§ INPUT RECORDS:

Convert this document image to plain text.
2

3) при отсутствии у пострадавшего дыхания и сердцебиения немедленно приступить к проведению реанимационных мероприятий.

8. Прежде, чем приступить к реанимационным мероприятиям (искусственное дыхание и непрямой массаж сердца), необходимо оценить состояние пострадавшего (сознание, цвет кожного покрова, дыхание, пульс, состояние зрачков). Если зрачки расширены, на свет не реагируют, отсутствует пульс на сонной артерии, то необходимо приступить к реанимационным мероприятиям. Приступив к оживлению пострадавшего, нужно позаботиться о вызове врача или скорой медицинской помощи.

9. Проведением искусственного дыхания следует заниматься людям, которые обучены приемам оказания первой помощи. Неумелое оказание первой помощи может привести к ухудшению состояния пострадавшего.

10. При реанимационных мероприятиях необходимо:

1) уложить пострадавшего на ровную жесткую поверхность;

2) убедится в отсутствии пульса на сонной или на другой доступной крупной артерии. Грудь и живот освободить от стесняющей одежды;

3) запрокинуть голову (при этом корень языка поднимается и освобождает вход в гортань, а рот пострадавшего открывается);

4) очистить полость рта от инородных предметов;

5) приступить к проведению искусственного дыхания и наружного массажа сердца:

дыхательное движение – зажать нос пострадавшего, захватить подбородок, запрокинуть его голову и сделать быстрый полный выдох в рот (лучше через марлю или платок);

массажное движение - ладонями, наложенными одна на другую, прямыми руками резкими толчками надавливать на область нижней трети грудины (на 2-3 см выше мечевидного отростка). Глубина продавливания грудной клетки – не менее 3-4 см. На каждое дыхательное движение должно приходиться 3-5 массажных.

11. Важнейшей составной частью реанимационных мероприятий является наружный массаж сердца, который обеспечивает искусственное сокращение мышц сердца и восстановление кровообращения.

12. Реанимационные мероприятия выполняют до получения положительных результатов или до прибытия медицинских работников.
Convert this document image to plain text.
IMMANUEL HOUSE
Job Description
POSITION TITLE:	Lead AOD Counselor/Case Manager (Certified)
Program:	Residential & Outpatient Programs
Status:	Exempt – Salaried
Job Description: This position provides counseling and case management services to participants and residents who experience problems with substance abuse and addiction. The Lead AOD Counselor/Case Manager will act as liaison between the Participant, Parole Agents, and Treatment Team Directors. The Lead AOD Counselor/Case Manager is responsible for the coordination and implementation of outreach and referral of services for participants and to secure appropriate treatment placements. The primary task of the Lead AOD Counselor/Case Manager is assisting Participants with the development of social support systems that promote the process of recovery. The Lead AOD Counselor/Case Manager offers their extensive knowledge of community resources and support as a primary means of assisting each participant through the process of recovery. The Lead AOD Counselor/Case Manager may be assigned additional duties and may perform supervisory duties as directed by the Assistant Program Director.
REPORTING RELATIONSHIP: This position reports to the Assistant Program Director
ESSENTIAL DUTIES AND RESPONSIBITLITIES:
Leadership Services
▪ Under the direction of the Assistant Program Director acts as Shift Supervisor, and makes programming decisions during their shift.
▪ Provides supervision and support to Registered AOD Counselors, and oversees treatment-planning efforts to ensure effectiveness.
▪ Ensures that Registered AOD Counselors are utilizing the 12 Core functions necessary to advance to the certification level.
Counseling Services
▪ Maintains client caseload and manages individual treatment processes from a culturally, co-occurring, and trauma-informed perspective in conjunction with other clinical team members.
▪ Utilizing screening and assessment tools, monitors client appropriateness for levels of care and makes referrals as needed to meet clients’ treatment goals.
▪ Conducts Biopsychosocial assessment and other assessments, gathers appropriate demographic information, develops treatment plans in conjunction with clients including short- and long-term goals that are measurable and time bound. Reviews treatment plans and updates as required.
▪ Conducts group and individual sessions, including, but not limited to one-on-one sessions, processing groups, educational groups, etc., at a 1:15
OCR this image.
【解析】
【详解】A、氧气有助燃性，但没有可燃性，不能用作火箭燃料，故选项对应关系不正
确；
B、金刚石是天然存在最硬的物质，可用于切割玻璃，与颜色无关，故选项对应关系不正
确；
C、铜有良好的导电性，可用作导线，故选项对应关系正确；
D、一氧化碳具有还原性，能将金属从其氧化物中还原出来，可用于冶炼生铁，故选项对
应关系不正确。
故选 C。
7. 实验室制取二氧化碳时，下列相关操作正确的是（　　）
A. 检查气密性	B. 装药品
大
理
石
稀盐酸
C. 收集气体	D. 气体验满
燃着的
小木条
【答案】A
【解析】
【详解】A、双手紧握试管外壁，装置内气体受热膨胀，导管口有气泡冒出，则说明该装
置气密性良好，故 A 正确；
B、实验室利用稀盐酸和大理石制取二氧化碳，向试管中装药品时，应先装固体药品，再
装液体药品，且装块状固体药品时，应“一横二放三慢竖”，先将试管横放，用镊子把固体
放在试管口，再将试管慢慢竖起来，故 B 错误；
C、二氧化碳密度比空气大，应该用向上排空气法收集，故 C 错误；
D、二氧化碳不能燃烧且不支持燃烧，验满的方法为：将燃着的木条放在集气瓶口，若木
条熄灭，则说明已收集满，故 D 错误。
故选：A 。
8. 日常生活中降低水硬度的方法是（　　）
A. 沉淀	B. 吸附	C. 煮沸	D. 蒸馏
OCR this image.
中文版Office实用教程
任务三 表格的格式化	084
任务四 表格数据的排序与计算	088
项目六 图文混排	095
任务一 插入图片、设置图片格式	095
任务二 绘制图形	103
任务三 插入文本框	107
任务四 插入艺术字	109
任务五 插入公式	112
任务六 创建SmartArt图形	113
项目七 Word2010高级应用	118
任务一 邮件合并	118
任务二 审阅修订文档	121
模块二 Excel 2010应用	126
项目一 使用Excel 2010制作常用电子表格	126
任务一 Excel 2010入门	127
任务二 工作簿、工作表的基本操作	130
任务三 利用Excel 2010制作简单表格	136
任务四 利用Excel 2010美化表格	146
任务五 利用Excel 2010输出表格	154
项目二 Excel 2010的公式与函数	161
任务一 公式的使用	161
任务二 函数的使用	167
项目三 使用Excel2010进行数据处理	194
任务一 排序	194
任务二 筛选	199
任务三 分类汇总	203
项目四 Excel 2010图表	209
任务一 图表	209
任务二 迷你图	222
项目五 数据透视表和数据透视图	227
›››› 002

§ WHAT NEEDS TO BE DONE:
For the data above, state only how many lines include the word "makes".

§ WRITTEN RESPONSE:
2